Information
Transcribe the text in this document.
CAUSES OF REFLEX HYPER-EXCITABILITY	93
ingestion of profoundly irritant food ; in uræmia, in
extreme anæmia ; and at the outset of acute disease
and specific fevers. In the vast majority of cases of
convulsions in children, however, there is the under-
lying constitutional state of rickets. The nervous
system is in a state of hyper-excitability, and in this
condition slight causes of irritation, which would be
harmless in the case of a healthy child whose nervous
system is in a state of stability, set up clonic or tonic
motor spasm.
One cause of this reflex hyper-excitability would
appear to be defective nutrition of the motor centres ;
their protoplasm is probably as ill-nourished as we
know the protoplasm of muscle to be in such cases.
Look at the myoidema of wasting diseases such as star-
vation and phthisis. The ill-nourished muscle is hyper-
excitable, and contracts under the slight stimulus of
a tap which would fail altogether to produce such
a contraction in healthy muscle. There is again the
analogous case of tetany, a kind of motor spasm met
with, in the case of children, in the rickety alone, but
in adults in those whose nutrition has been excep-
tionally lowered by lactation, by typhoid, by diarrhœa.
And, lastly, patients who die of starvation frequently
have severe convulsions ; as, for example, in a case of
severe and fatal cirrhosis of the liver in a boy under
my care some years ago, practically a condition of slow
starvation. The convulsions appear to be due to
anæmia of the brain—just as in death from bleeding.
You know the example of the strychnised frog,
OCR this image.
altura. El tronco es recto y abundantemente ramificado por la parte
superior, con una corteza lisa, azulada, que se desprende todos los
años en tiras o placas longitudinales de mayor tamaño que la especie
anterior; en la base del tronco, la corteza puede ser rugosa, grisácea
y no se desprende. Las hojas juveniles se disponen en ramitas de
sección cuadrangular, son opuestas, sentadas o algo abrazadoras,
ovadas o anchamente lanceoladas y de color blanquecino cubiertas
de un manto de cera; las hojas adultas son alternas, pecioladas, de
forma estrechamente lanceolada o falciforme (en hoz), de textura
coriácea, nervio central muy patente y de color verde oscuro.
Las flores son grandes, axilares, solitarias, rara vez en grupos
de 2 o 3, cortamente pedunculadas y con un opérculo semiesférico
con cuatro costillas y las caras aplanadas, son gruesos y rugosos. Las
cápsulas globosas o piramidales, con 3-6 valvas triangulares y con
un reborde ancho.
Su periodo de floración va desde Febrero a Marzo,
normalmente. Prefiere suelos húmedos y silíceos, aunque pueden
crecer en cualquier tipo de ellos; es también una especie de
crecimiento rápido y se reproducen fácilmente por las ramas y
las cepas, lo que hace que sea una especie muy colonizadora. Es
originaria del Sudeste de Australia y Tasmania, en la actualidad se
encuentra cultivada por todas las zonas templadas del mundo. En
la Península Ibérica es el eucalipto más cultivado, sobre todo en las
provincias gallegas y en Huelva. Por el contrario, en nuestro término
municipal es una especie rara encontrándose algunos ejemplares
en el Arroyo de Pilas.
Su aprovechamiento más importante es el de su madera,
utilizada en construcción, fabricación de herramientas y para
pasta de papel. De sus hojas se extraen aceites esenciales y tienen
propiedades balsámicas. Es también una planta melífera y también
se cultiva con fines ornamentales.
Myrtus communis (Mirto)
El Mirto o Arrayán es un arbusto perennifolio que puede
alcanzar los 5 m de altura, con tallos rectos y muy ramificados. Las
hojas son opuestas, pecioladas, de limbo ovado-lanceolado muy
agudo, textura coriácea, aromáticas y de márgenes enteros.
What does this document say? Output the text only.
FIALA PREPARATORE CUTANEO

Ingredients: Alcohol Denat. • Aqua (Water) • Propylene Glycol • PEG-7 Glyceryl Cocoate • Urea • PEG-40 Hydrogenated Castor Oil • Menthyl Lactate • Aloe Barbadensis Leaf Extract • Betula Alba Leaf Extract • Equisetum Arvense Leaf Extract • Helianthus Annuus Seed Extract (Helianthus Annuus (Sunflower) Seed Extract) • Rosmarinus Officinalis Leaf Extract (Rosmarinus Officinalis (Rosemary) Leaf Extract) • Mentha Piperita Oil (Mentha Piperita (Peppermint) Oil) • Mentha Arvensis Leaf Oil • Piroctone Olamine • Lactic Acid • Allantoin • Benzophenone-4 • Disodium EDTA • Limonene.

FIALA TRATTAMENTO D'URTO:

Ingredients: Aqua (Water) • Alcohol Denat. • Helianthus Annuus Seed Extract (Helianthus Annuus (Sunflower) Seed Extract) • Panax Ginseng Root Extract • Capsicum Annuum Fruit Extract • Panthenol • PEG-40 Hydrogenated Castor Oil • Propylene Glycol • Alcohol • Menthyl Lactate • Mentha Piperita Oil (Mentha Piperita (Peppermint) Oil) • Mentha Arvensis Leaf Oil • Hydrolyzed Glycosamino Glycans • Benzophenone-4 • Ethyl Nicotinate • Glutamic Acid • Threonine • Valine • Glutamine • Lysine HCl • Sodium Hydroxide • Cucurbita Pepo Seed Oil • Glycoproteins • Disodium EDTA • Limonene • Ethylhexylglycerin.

Work instructions
Using the records above, report each line with the string "would".

Response below
condition slight causes of irritation, which would be
One cause of this reflex hyper-excitability would
a tap which would fail altogether to produce such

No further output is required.